------ Supplied data
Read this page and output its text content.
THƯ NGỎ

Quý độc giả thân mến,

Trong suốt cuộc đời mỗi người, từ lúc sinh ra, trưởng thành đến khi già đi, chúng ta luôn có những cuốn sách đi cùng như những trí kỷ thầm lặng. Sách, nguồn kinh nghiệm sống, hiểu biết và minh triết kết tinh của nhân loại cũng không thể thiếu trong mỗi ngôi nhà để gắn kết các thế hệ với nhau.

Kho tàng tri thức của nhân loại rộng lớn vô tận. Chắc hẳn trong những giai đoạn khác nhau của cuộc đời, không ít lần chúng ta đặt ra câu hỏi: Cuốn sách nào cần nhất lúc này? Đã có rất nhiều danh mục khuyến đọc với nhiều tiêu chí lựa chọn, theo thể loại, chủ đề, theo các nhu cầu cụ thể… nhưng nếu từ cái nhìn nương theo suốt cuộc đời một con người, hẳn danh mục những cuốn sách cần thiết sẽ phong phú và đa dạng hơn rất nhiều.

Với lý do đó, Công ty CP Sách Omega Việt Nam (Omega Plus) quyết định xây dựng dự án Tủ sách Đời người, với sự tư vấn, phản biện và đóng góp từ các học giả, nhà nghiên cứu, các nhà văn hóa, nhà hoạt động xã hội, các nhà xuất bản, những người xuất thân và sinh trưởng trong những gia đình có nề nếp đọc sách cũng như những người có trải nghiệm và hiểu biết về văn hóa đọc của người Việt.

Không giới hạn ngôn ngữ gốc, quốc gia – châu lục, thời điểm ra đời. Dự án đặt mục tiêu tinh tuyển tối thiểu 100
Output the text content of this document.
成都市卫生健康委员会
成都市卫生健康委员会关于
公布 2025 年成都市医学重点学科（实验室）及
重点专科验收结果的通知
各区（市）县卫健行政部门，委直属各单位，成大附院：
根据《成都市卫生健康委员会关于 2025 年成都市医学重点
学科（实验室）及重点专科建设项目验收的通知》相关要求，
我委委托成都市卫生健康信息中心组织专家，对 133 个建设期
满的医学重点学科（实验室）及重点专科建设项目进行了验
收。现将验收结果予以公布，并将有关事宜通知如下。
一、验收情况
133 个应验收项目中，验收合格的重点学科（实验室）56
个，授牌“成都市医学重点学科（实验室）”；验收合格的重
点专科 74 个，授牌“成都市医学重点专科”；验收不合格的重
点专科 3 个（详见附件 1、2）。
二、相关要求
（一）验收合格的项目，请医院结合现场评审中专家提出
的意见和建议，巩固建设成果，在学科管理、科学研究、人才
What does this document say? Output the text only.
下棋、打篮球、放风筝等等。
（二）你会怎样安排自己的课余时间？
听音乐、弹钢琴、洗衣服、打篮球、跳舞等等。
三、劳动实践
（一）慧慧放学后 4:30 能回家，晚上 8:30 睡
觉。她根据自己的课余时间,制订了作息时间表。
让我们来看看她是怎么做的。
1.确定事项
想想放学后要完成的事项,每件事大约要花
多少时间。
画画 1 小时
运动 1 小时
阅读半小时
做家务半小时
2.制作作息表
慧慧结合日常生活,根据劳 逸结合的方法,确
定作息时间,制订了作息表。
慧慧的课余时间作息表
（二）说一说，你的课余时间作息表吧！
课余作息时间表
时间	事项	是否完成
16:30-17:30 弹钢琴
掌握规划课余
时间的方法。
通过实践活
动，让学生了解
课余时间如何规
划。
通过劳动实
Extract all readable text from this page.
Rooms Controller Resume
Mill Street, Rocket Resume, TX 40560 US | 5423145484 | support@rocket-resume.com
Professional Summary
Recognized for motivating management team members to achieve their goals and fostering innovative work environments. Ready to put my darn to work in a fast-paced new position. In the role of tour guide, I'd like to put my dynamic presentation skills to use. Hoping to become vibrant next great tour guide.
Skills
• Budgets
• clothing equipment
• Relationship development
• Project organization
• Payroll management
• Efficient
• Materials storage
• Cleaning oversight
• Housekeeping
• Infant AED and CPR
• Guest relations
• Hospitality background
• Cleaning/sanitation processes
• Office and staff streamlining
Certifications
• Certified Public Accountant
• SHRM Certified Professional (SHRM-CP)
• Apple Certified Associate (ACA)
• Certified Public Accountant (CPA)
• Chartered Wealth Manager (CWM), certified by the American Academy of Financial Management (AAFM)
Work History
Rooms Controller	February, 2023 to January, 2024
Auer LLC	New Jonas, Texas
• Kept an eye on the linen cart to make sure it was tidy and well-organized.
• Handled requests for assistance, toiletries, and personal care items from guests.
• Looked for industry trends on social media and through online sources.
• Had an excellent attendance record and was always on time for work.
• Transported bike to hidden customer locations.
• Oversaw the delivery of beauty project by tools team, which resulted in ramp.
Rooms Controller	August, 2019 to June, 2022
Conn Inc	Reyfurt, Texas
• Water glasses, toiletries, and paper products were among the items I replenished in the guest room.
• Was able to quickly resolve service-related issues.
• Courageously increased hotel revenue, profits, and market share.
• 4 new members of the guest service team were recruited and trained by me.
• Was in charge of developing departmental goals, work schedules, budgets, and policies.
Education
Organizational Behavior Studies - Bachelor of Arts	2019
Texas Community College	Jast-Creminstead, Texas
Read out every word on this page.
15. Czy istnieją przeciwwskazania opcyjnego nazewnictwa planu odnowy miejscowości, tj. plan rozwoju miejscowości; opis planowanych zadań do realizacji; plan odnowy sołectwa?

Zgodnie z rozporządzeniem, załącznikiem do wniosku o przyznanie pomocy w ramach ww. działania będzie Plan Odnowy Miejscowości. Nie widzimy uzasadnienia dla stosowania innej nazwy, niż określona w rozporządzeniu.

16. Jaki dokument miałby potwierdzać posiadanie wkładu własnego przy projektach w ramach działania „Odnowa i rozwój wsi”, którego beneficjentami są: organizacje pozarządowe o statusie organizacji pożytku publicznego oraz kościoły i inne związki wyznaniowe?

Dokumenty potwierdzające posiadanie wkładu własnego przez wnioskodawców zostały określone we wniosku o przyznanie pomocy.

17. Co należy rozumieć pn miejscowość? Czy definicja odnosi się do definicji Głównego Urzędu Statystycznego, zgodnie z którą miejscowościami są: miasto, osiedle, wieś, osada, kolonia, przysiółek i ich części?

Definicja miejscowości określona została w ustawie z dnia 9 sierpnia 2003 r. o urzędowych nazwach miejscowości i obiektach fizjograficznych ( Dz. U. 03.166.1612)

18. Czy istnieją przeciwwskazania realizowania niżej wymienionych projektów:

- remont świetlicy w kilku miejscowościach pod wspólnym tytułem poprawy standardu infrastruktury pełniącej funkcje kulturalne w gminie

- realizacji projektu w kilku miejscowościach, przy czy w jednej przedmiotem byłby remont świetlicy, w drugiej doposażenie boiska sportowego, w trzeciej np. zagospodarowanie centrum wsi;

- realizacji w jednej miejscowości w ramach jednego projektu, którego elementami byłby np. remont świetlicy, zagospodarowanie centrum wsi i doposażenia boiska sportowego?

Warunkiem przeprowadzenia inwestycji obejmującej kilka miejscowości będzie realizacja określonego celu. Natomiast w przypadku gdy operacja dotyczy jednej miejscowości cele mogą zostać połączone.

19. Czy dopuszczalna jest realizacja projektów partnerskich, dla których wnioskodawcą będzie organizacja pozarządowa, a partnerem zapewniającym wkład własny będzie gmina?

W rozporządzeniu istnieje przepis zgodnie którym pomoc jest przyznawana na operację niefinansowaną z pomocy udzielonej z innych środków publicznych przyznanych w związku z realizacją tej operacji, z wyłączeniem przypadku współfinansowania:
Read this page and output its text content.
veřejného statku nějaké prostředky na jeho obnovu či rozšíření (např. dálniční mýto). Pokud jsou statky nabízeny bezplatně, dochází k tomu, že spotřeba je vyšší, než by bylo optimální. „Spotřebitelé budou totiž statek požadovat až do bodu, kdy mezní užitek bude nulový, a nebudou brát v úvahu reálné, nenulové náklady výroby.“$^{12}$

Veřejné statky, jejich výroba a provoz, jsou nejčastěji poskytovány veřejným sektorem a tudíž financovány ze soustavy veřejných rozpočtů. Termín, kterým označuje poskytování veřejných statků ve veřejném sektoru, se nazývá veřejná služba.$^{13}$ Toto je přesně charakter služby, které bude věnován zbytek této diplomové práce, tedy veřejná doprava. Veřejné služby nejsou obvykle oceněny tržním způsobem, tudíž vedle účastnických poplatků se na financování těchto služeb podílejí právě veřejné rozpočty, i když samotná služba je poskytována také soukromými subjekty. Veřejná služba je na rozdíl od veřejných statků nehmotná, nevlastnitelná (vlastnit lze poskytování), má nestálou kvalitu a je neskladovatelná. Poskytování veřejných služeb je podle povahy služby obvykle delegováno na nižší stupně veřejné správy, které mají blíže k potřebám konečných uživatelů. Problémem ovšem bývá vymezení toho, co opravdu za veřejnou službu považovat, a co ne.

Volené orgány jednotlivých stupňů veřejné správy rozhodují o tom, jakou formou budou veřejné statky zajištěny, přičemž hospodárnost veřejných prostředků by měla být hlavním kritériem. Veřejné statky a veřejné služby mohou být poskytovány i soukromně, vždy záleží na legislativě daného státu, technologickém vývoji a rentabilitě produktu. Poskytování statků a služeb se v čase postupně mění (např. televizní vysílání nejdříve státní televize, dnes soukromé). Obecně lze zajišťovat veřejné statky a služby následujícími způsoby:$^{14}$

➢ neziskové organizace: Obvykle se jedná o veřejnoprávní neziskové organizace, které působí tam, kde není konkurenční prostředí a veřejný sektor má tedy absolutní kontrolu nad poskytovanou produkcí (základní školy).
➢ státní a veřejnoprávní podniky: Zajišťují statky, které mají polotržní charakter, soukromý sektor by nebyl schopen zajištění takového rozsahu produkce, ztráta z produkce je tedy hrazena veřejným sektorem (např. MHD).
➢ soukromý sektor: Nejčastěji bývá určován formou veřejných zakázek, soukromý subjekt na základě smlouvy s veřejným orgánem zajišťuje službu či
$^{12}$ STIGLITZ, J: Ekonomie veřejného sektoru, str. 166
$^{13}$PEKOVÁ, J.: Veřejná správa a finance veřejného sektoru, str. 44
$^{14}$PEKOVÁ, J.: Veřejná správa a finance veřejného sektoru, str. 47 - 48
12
------------
The exercise:
Looking at the data above, how many lines hold the word "Cleaning"? Respond with the number alone.

Output of the exercise:
2